╭─ SUPPLIED DATA

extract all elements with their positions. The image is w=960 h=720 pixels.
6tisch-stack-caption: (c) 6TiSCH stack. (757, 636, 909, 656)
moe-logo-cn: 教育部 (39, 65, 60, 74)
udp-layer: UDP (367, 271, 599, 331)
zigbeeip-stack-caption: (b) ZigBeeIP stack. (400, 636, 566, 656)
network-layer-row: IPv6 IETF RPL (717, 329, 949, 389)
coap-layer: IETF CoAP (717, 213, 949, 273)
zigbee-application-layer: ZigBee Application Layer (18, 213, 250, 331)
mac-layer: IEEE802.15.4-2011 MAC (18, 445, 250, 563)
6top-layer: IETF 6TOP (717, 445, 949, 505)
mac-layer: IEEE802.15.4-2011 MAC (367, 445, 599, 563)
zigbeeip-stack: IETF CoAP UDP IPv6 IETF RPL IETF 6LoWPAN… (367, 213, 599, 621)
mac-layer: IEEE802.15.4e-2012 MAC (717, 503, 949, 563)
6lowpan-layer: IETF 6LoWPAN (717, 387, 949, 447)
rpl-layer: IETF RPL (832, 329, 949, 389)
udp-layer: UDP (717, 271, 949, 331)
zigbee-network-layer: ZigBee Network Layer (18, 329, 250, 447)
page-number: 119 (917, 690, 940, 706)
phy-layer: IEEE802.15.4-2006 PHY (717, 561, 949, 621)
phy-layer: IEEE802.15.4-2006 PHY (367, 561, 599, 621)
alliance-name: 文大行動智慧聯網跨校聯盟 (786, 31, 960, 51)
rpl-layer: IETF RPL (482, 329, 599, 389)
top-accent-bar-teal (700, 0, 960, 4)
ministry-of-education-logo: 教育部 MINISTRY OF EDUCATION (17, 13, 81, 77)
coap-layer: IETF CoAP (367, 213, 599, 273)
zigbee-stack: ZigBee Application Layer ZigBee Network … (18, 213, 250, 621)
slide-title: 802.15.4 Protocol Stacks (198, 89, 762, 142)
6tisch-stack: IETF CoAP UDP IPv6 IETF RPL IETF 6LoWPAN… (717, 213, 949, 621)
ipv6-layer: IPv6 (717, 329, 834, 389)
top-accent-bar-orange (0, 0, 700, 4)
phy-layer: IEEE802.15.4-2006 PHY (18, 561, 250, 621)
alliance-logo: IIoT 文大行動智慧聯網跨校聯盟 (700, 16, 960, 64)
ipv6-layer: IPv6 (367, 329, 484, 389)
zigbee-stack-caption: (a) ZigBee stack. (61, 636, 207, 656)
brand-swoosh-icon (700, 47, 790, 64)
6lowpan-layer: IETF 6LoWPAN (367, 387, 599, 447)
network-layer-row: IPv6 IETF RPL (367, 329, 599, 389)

╰─

Rewrite the material from its first line up to and including the line with "udp-layer: UDP (367, 271, 599, 331)", replacing "positions" with "coordinates" and leaving everything else unchanged.

**WRITTEN SOLUTION**
extract all elements with their coordinates. The image is w=960 h=720 pixels.
6tisch-stack-caption: (c) 6TiSCH stack. (757, 636, 909, 656)
moe-logo-cn: 教育部 (39, 65, 60, 74)
udp-layer: UDP (367, 271, 599, 331)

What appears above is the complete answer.